Given request:
Every entry here needs to be repeated exactly.

Stored entries:
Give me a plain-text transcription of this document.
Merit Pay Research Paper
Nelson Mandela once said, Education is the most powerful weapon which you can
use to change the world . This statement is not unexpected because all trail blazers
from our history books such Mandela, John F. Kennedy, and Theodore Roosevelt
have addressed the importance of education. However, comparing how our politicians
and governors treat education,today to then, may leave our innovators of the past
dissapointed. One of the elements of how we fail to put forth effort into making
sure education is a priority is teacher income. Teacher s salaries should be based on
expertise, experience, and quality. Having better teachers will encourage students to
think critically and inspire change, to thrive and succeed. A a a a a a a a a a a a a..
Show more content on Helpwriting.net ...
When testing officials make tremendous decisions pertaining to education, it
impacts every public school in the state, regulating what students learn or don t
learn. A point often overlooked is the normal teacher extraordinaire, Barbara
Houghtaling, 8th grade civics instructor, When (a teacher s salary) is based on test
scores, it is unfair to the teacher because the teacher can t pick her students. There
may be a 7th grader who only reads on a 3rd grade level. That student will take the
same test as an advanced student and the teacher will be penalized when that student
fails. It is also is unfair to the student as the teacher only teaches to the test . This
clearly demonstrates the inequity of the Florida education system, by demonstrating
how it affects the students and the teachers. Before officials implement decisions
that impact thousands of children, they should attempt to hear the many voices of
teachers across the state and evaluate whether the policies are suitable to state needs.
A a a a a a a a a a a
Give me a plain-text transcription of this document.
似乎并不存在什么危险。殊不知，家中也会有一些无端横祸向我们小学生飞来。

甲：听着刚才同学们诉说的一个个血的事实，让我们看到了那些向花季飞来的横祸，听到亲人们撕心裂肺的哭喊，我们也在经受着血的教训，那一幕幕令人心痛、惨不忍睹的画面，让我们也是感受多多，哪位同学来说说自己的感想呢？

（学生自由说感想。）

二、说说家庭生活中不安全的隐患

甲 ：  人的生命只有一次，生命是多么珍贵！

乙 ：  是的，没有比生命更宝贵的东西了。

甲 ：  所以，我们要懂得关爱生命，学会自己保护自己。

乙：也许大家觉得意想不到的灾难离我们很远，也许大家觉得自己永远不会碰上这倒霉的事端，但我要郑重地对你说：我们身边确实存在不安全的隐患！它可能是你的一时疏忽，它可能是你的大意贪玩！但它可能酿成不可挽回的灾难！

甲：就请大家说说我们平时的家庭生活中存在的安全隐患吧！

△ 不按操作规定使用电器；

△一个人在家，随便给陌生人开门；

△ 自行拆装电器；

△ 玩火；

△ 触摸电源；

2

Task answer:
Give me a plain-text transcription of this document.
Merit Pay Research Paper
Nelson Mandela once said, Education is the most powerful weapon which you can
use to change the world . This statement is not unexpected because all trail blazers
from our history books such Mandela, John F. Kennedy, and Theodore Roosevelt
have addressed the importance of education. However, comparing how our politicians
and governors treat education,today to then, may leave our innovators of the past
dissapointed. One of the elements of how we fail to put forth effort into making
sure education is a priority is teacher income. Teacher s salaries should be based on
expertise, experience, and quality. Having better teachers will encourage students to
think critically and inspire change, to thrive and succeed. A a a a a a a a a a a a a..
Show more content on Helpwriting.net ...
When testing officials make tremendous decisions pertaining to education, it
impacts every public school in the state, regulating what students learn or don t
learn. A point often overlooked is the normal teacher extraordinaire, Barbara
Houghtaling, 8th grade civics instructor, When (a teacher s salary) is based on test
scores, it is unfair to the teacher because the teacher can t pick her students. There
may be a 7th grader who only reads on a 3rd grade level. That student will take the
same test as an advanced student and the teacher will be penalized when that student
fails. It is also is unfair to the student as the teacher only teaches to the test . This
clearly demonstrates the inequity of the Florida education system, by demonstrating
how it affects the students and the teachers. Before officials implement decisions
that impact thousands of children, they should attempt to hear the many voices of
teachers across the state and evaluate whether the policies are suitable to state needs.
A a a a a a a a a a a
Give me a plain-text transcription of this document.
似乎并不存在什么危险。殊不知，家中也会有一些无端横祸向我们小学生飞来。

甲：听着刚才同学们诉说的一个个血的事实，让我们看到了那些向花季飞来的横祸，听到亲人们撕心裂肺的哭喊，我们也在经受着血的教训，那一幕幕令人心痛、惨不忍睹的画面，让我们也是感受多多，哪位同学来说说自己的感想呢？

（学生自由说感想。）

二、说说家庭生活中不安全的隐患

甲 ：  人的生命只有一次，生命是多么珍贵！

乙 ：  是的，没有比生命更宝贵的东西了。

甲 ：  所以，我们要懂得关爱生命，学会自己保护自己。

乙：也许大家觉得意想不到的灾难离我们很远，也许大家觉得自己永远不会碰上这倒霉的事端，但我要郑重地对你说：我们身边确实存在不安全的隐患！它可能是你的一时疏忽，它可能是你的大意贪玩！但它可能酿成不可挽回的灾难！

甲：就请大家说说我们平时的家庭生活中存在的安全隐患吧！

△ 不按操作规定使用电器；

△一个人在家，随便给陌生人开门；

△ 自行拆装电器；

△ 玩火；

△ 触摸电源；

2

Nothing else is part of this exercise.